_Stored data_
- - -
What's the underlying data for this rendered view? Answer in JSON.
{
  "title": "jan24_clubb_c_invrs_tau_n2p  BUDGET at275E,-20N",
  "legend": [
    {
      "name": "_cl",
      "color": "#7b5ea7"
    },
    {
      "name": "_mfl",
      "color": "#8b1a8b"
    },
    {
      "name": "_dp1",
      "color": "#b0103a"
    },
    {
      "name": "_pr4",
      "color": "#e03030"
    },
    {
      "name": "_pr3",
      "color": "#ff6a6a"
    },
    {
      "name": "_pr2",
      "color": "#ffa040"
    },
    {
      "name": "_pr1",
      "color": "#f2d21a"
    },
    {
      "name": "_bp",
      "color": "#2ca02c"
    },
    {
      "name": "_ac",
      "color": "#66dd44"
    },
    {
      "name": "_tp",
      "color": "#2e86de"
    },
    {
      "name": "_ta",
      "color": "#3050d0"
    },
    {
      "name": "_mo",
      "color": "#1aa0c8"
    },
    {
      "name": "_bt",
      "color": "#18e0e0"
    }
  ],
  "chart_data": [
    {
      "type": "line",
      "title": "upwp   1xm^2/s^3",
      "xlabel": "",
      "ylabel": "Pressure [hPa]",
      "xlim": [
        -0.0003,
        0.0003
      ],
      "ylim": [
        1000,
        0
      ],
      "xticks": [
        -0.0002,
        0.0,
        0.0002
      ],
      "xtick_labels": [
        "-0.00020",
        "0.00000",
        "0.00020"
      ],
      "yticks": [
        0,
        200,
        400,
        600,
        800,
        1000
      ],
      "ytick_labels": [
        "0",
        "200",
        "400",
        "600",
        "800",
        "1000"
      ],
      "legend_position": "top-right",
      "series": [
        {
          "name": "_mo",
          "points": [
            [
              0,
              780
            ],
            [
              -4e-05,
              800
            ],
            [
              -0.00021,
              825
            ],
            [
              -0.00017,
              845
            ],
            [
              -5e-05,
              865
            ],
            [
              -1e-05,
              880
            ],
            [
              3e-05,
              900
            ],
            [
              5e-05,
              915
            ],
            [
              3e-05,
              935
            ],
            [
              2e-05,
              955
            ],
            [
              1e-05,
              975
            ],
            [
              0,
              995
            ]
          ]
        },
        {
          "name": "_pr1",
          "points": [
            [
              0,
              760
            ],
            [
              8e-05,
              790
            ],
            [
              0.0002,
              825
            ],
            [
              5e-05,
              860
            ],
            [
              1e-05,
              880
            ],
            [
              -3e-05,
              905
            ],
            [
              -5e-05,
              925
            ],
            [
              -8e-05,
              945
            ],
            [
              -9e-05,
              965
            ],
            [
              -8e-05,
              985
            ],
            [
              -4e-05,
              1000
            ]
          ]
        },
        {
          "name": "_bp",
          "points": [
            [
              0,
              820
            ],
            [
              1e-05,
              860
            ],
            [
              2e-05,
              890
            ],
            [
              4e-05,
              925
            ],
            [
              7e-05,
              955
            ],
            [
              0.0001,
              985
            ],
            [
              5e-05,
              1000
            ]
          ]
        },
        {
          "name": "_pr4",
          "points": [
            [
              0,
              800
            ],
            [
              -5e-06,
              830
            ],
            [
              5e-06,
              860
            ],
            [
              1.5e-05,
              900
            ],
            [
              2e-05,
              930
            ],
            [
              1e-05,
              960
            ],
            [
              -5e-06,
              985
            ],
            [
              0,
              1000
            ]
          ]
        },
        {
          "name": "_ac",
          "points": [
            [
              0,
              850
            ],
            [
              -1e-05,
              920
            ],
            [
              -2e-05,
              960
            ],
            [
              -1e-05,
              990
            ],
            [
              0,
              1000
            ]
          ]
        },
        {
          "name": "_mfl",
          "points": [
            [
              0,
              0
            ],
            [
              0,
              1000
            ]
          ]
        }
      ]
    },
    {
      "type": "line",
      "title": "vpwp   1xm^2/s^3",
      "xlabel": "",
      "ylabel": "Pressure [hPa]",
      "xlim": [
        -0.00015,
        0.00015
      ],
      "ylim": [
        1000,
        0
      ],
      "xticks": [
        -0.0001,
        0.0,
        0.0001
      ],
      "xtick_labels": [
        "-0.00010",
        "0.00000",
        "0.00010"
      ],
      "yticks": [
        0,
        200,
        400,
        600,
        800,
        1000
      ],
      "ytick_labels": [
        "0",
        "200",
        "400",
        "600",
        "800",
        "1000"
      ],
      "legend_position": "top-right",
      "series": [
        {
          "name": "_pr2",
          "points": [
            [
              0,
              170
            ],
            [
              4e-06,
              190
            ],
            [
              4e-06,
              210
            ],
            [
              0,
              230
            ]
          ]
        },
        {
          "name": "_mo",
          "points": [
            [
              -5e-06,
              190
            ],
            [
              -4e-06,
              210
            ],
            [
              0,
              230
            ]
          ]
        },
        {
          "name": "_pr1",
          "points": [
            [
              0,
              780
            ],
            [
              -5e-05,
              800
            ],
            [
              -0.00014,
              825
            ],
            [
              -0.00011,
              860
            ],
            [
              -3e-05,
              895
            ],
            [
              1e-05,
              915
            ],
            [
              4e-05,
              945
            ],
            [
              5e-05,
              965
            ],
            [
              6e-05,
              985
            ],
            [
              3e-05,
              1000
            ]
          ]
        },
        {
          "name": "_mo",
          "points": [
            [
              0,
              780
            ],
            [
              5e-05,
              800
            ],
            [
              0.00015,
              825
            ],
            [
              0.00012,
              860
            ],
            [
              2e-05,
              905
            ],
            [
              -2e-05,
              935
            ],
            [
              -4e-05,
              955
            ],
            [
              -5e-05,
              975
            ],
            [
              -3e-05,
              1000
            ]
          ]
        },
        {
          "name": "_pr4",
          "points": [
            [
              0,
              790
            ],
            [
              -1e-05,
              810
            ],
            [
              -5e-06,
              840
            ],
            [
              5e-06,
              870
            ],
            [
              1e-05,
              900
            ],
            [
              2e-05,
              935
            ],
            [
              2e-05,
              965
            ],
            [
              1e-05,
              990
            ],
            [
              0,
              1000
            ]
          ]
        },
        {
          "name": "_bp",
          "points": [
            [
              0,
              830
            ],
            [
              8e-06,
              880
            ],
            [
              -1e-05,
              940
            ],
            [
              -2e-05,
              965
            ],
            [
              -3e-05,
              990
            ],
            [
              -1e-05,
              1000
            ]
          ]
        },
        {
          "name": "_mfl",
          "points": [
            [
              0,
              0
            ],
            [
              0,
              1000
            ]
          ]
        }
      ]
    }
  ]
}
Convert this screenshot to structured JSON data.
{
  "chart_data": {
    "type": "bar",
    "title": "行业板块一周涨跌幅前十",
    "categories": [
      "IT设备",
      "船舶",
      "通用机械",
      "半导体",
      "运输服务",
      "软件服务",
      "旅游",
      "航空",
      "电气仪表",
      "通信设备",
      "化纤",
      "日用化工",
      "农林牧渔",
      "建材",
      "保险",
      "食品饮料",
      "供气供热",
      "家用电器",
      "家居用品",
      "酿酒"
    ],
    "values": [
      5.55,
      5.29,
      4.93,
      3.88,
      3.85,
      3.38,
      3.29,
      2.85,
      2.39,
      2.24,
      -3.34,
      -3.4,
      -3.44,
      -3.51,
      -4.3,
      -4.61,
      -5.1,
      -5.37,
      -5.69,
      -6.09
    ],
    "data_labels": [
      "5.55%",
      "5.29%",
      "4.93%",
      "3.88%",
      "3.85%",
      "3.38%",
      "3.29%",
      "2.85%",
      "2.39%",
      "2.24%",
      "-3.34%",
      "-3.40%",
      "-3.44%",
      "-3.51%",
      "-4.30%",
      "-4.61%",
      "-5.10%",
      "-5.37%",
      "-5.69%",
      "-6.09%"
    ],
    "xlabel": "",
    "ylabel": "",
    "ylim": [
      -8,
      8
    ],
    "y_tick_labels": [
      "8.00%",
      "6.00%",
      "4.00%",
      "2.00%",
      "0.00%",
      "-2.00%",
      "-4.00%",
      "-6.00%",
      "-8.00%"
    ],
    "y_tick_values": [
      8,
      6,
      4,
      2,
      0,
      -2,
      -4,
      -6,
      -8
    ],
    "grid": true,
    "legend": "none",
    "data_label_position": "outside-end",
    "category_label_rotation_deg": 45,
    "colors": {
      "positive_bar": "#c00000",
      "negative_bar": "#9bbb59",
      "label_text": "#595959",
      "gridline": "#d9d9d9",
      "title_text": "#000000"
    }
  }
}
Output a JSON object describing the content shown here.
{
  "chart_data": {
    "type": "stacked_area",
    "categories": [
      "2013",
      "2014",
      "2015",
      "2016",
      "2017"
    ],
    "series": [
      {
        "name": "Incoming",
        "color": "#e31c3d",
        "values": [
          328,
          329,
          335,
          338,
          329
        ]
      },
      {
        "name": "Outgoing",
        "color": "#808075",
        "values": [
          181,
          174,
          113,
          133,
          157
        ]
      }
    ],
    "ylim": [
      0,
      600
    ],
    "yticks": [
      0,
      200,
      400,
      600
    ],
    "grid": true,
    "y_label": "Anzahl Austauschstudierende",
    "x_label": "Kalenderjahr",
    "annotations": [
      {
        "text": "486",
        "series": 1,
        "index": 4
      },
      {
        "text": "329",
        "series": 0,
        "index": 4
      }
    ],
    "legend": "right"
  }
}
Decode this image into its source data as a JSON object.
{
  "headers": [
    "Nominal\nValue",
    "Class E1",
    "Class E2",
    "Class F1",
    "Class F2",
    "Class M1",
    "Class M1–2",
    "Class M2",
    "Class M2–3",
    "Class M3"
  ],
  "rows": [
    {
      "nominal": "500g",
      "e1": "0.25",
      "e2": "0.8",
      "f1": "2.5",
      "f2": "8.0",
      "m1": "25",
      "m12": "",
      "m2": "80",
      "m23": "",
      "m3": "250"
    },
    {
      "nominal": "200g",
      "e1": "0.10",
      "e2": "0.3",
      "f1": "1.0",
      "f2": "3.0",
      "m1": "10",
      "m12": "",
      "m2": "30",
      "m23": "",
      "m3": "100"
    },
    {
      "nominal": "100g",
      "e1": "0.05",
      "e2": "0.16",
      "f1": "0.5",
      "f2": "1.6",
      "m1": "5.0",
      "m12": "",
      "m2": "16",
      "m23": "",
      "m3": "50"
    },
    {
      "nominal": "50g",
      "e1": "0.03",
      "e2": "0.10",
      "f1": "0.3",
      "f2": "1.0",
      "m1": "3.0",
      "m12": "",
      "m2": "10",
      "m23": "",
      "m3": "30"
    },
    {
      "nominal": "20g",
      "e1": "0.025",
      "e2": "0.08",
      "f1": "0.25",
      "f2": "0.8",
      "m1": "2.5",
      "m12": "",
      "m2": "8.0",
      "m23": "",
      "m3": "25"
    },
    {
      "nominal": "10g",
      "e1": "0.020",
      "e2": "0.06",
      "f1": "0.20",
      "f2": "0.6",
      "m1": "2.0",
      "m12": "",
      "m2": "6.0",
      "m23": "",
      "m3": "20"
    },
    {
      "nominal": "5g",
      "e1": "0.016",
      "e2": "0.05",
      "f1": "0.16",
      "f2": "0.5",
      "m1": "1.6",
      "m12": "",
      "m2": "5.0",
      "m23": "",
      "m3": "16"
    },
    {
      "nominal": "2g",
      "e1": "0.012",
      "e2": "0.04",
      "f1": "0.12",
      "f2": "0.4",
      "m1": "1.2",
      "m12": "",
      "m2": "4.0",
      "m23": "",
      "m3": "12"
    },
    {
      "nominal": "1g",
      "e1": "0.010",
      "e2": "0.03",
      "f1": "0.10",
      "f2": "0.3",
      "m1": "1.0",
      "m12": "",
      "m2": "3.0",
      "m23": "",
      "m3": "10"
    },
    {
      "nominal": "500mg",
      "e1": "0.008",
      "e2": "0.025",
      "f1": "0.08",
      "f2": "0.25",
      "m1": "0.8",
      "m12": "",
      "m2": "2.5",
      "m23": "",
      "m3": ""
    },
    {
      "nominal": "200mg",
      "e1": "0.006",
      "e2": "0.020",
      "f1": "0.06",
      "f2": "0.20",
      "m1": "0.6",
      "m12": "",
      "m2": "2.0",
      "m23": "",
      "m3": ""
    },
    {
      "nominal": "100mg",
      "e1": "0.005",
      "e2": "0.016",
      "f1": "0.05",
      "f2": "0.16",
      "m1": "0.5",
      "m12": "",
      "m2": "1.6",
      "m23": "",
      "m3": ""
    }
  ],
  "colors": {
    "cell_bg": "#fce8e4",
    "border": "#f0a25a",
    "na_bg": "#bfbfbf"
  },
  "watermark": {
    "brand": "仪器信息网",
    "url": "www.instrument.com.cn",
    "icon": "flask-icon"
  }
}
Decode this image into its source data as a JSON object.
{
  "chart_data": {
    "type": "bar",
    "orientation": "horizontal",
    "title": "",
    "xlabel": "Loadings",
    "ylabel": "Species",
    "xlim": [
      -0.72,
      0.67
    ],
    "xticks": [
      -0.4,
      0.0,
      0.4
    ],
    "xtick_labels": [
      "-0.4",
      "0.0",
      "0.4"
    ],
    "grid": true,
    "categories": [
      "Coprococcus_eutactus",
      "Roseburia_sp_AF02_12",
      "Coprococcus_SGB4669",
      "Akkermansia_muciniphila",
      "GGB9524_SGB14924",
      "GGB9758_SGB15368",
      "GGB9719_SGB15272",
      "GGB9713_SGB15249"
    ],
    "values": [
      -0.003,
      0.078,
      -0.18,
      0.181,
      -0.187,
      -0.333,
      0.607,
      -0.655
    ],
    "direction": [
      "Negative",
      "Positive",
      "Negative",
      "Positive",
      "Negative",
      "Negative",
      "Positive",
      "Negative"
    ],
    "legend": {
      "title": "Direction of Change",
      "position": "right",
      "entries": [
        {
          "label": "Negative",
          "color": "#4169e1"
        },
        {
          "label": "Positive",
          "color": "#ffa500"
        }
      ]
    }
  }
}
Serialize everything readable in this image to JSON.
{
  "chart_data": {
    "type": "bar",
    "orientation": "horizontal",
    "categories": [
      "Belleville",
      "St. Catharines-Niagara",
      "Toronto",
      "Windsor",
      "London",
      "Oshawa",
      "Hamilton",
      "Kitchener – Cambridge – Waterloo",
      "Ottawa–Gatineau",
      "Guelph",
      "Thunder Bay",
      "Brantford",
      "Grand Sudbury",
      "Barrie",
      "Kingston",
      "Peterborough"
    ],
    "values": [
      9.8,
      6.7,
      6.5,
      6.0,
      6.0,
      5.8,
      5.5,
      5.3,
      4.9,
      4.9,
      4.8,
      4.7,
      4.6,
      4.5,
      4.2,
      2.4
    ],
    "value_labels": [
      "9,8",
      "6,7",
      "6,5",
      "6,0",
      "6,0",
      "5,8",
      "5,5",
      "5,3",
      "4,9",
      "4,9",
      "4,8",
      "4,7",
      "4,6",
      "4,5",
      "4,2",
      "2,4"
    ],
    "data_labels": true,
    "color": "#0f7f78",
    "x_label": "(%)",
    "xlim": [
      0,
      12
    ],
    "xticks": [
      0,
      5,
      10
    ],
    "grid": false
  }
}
- - -
_DESCRIPTION OF THE TASK_
Copy only the stretch running from the line containing "Serialize everything readable" to the final line of the entries, both ends included, exactly as it stands.

_WORKED SOLUTION_
Serialize everything readable in this image to JSON.
{
  "chart_data": {
    "type": "bar",
    "orientation": "horizontal",
    "categories": [
      "Belleville",
      "St. Catharines-Niagara",
      "Toronto",
      "Windsor",
      "London",
      "Oshawa",
      "Hamilton",
      "Kitchener – Cambridge – Waterloo",
      "Ottawa–Gatineau",
      "Guelph",
      "Thunder Bay",
      "Brantford",
      "Grand Sudbury",
      "Barrie",
      "Kingston",
      "Peterborough"
    ],
    "values": [
      9.8,
      6.7,
      6.5,
      6.0,
      6.0,
      5.8,
      5.5,
      5.3,
      4.9,
      4.9,
      4.8,
      4.7,
      4.6,
      4.5,
      4.2,
      2.4
    ],
    "value_labels": [
      "9,8",
      "6,7",
      "6,5",
      "6,0",
      "6,0",
      "5,8",
      "5,5",
      "5,3",
      "4,9",
      "4,9",
      "4,8",
      "4,7",
      "4,6",
      "4,5",
      "4,2",
      "2,4"
    ],
    "data_labels": true,
    "color": "#0f7f78",
    "x_label": "(%)",
    "xlim": [
      0,
      12
    ],
    "xticks": [
      0,
      5,
      10
    ],
    "grid": false
  }
}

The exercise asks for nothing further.